What is expected: Below are the records. Gather each line that holds "this".

● ● ● ● ●

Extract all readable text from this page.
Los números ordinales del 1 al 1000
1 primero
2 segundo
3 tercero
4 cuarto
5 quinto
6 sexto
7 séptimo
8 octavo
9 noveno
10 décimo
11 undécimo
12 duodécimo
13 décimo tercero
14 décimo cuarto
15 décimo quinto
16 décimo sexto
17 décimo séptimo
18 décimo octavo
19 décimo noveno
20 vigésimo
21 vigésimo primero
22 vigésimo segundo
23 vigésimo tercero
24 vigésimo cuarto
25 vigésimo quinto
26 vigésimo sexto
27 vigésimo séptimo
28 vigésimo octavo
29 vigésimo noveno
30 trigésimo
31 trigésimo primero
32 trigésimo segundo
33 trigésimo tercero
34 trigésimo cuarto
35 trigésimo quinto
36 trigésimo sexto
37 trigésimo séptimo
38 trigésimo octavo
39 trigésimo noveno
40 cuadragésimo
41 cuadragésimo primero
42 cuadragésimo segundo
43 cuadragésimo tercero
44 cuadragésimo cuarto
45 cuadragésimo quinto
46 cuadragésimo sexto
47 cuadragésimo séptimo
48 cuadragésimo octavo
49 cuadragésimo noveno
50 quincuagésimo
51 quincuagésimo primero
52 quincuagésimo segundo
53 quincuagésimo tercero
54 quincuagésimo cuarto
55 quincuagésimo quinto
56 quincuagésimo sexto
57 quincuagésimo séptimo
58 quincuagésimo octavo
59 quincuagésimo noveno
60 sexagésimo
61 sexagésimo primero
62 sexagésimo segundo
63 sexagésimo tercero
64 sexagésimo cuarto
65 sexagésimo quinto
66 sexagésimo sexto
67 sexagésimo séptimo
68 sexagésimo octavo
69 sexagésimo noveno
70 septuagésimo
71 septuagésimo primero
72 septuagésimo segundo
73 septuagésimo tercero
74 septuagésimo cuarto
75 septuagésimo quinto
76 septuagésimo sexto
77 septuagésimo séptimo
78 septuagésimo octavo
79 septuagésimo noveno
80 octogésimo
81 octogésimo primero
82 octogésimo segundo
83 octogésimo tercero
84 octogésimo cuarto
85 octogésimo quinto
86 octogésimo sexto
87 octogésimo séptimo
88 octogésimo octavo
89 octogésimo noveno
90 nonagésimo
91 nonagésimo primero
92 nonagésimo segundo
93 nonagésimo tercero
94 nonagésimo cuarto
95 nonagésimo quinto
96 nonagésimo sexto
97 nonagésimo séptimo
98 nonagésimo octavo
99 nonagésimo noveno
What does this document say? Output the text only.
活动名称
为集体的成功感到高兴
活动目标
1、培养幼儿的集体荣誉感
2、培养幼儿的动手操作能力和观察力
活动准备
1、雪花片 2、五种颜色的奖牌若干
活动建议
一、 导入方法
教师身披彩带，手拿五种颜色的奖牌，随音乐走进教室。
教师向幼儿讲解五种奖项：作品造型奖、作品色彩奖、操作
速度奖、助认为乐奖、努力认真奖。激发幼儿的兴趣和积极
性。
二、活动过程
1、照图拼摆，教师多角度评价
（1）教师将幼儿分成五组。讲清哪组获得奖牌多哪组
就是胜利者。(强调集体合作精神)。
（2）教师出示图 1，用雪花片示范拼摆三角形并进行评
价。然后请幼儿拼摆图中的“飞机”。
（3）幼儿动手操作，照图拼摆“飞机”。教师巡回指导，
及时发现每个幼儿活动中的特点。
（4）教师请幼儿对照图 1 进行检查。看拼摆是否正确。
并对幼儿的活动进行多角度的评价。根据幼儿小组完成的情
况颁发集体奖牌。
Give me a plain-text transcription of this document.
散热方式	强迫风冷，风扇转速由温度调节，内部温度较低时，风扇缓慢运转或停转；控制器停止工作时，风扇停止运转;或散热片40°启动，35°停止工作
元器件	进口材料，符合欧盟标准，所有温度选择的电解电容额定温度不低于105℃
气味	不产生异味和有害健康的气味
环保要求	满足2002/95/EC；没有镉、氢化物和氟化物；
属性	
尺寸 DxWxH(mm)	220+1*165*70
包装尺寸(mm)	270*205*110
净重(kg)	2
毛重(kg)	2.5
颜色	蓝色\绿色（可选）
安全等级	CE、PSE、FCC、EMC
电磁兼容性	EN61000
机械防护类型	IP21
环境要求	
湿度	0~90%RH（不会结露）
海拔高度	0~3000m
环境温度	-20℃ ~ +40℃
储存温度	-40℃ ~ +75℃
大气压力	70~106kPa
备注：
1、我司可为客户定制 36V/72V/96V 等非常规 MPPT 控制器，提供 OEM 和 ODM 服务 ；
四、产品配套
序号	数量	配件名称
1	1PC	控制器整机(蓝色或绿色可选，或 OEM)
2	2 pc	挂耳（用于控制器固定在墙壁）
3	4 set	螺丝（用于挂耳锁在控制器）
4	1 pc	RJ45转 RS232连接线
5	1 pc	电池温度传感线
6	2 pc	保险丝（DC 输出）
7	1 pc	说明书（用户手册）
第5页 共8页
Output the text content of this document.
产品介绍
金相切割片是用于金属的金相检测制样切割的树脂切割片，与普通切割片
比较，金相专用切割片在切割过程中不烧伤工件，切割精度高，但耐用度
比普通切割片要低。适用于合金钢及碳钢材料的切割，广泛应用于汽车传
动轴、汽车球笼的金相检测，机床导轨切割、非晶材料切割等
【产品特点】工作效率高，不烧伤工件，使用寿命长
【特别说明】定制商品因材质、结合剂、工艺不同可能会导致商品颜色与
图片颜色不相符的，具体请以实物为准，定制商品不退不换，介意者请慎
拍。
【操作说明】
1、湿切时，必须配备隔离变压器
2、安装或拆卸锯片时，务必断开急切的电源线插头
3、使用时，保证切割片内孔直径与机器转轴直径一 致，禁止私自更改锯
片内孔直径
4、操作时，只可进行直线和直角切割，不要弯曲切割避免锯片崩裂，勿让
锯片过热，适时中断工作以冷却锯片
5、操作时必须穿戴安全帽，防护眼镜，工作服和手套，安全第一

● ● ● ● ●

Reply:
Extract all readable text from this page.
What does this document say? Output the text only.
Give me a plain-text transcription of this document.
Output the text content of this document.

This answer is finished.